** WHAT IS EXPECTED **
The records must be duplicated exactly, with every picture left out.

--- DATA SECTION ---

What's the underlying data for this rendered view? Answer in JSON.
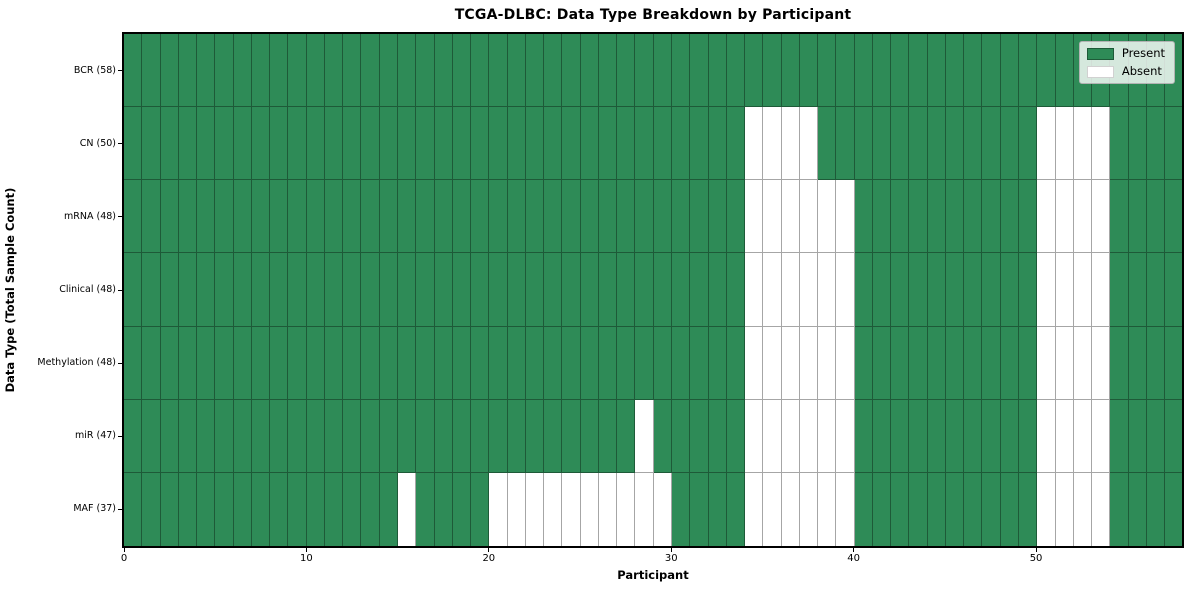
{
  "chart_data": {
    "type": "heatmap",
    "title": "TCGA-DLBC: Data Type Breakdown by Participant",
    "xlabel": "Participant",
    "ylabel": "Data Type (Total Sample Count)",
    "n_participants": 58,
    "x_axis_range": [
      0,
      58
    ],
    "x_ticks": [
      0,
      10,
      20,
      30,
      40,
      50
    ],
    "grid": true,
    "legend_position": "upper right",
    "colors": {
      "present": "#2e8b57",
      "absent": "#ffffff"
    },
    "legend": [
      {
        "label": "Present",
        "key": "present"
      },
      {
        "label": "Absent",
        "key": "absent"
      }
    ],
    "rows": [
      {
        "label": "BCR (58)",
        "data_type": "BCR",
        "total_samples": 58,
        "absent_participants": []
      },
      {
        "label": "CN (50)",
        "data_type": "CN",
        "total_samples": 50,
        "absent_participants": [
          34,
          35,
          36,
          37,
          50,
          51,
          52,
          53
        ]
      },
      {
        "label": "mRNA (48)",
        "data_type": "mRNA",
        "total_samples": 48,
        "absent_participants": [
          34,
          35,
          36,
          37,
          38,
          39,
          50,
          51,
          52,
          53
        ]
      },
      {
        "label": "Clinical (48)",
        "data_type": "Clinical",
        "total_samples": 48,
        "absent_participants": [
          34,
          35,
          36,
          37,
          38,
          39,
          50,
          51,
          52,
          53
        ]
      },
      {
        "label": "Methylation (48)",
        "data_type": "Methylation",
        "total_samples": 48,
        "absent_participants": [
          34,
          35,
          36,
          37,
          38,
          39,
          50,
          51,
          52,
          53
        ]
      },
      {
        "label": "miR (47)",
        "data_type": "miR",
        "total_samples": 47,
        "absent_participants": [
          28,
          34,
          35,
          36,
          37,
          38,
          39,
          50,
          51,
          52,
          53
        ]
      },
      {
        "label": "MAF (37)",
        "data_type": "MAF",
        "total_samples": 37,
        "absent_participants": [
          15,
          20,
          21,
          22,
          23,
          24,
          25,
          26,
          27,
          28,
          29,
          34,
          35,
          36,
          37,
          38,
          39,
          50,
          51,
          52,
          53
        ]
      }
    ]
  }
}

---

** SOLUTION FOR THIS EXERCISE **
What's the underlying data for this rendered view? Answer in JSON.
{
  "chart_data": {
    "type": "heatmap",
    "title": "TCGA-DLBC: Data Type Breakdown by Participant",
    "xlabel": "Participant",
    "ylabel": "Data Type (Total Sample Count)",
    "n_participants": 58,
    "x_axis_range": [
      0,
      58
    ],
    "x_ticks": [
      0,
      10,
      20,
      30,
      40,
      50
    ],
    "grid": true,
    "legend_position": "upper right",
    "colors": {
      "present": "#2e8b57",
      "absent": "#ffffff"
    },
    "legend": [
      {
        "label": "Present",
        "key": "present"
      },
      {
        "label": "Absent",
        "key": "absent"
      }
    ],
    "rows": [
      {
        "label": "BCR (58)",
        "data_type": "BCR",
        "total_samples": 58,
        "absent_participants": []
      },
      {
        "label": "CN (50)",
        "data_type": "CN",
        "total_samples": 50,
        "absent_participants": [
          34,
          35,
          36,
          37,
          50,
          51,
          52,
          53
        ]
      },
      {
        "label": "mRNA (48)",
        "data_type": "mRNA",
        "total_samples": 48,
        "absent_participants": [
          34,
          35,
          36,
          37,
          38,
          39,
          50,
          51,
          52,
          53
        ]
      },
      {
        "label": "Clinical (48)",
        "data_type": "Clinical",
        "total_samples": 48,
        "absent_participants": [
          34,
          35,
          36,
          37,
          38,
          39,
          50,
          51,
          52,
          53
        ]
      },
      {
        "label": "Methylation (48)",
        "data_type": "Methylation",
        "total_samples": 48,
        "absent_participants": [
          34,
          35,
          36,
          37,
          38,
          39,
          50,
          51,
          52,
          53
        ]
      },
      {
        "label": "miR (47)",
        "data_type": "miR",
        "total_samples": 47,
        "absent_participants": [
          28,
          34,
          35,
          36,
          37,
          38,
          39,
          50,
          51,
          52,
          53
        ]
      },
      {
        "label": "MAF (37)",
        "data_type": "MAF",
        "total_samples": 37,
        "absent_participants": [
          15,
          20,
          21,
          22,
          23,
          24,
          25,
          26,
          27,
          28,
          29,
          34,
          35,
          36,
          37,
          38,
          39,
          50,
          51,
          52,
          53
        ]
      }
    ]
  }
}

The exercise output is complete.